╭─ Extracted entries

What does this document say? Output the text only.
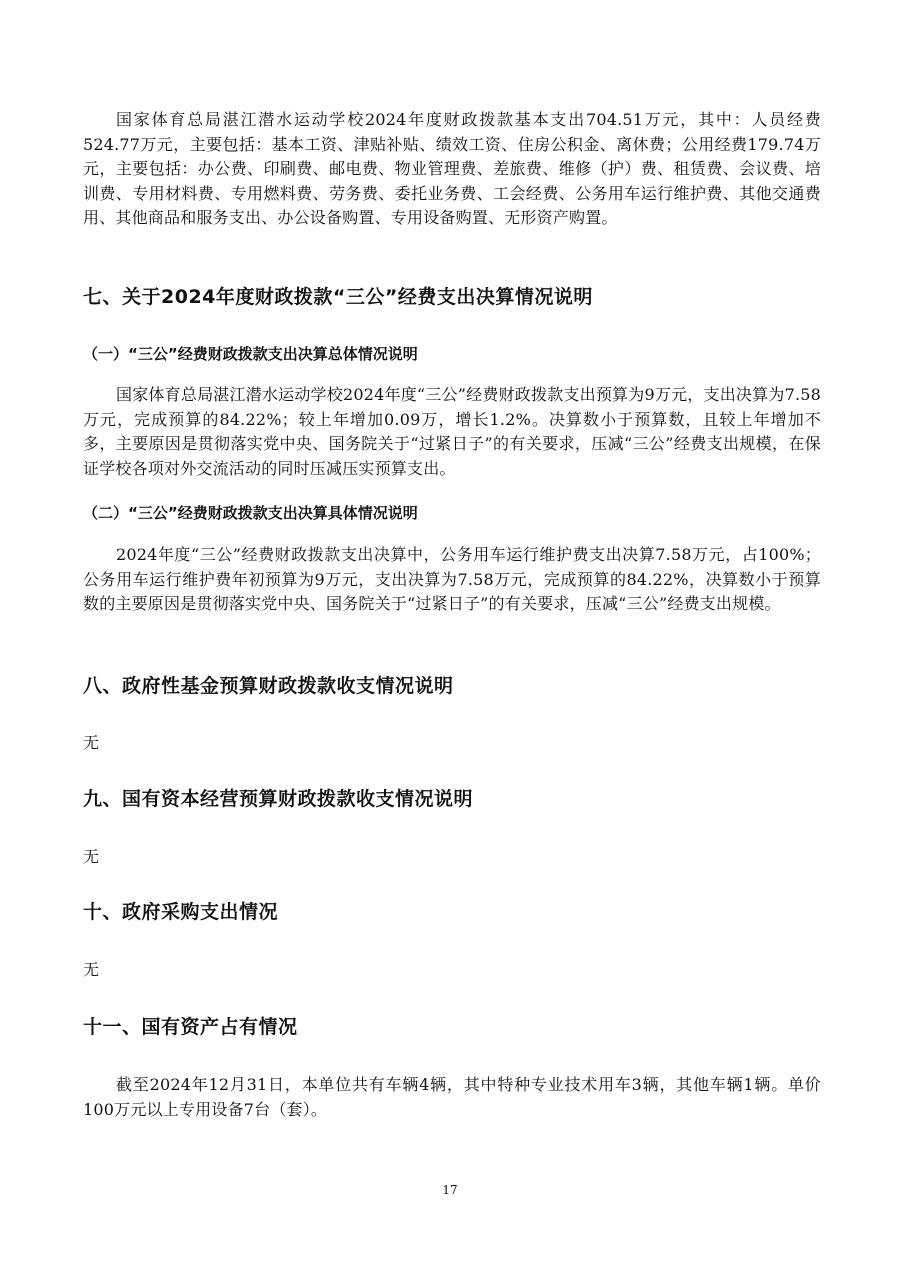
国家体育总局湛江潜水运动学校2024年度财政拨款基本支出704.51万元，其中：人员经费524.77万元，主要包括：基本工资、津贴补贴、绩效工资、住房公积金、离休费；公用经费179.74万元，主要包括：办公费、印刷费、邮电费、物业管理费、差旅费、维修（护）费、租赁费、会议费、培训费、专用材料费、专用燃料费、劳务费、委托业务费、工会经费、公务用车运行维护费、其他交通费用、其他商品和服务支出、办公设备购置、专用设备购置、无形资产购置。

七、关于2024年度财政拨款“三公”经费支出决算情况说明
（一）“三公”经费财政拨款支出决算总体情况说明

国家体育总局湛江潜水运动学校2024年度“三公”经费财政拨款支出预算为9万元，支出决算为7.58万元，完成预算的84.22%；较上年增加0.09万，增长1.2%。决算数小于预算数，且较上年增加不多，主要原因是贯彻落实党中央、国务院关于“过紧日子”的有关要求，压减“三公”经费支出规模，在保证学校各项对外交流活动的同时压减压实预算支出。

（二）“三公”经费财政拨款支出决算具体情况说明

2024年度“三公”经费财政拨款支出决算中，公务用车运行维护费支出决算7.58万元，占100%；公务用车运行维护费年初预算为9万元，支出决算为7.58万元，完成预算的84.22%，决算数小于预算数的主要原因是贯彻落实党中央、国务院关于“过紧日子”的有关要求，压减“三公”经费支出规模。

八、政府性基金预算财政拨款收支情况说明

无

九、国有资本经营预算财政拨款收支情况说明

无

十、政府采购支出情况

无

十一、国有资产占有情况

截至2024年12月31日，本单位共有车辆4辆，其中特种专业技术用车3辆，其他车辆1辆。单价100万元以上专用设备7台（套）。

17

╰─

### Written problem
With the pictures left out, transcribe the material exactly.

### Problem solution
What does this document say? Output the text only.
国家体育总局湛江潜水运动学校2024年度财政拨款基本支出704.51万元，其中：人员经费524.77万元，主要包括：基本工资、津贴补贴、绩效工资、住房公积金、离休费；公用经费179.74万元，主要包括：办公费、印刷费、邮电费、物业管理费、差旅费、维修（护）费、租赁费、会议费、培训费、专用材料费、专用燃料费、劳务费、委托业务费、工会经费、公务用车运行维护费、其他交通费用、其他商品和服务支出、办公设备购置、专用设备购置、无形资产购置。

七、关于2024年度财政拨款“三公”经费支出决算情况说明
（一）“三公”经费财政拨款支出决算总体情况说明

国家体育总局湛江潜水运动学校2024年度“三公”经费财政拨款支出预算为9万元，支出决算为7.58万元，完成预算的84.22%；较上年增加0.09万，增长1.2%。决算数小于预算数，且较上年增加不多，主要原因是贯彻落实党中央、国务院关于“过紧日子”的有关要求，压减“三公”经费支出规模，在保证学校各项对外交流活动的同时压减压实预算支出。

（二）“三公”经费财政拨款支出决算具体情况说明

2024年度“三公”经费财政拨款支出决算中，公务用车运行维护费支出决算7.58万元，占100%；公务用车运行维护费年初预算为9万元，支出决算为7.58万元，完成预算的84.22%，决算数小于预算数的主要原因是贯彻落实党中央、国务院关于“过紧日子”的有关要求，压减“三公”经费支出规模。

八、政府性基金预算财政拨款收支情况说明

无

九、国有资本经营预算财政拨款收支情况说明

无

十、政府采购支出情况

无

十一、国有资产占有情况

截至2024年12月31日，本单位共有车辆4辆，其中特种专业技术用车3辆，其他车辆1辆。单价100万元以上专用设备7台（套）。

17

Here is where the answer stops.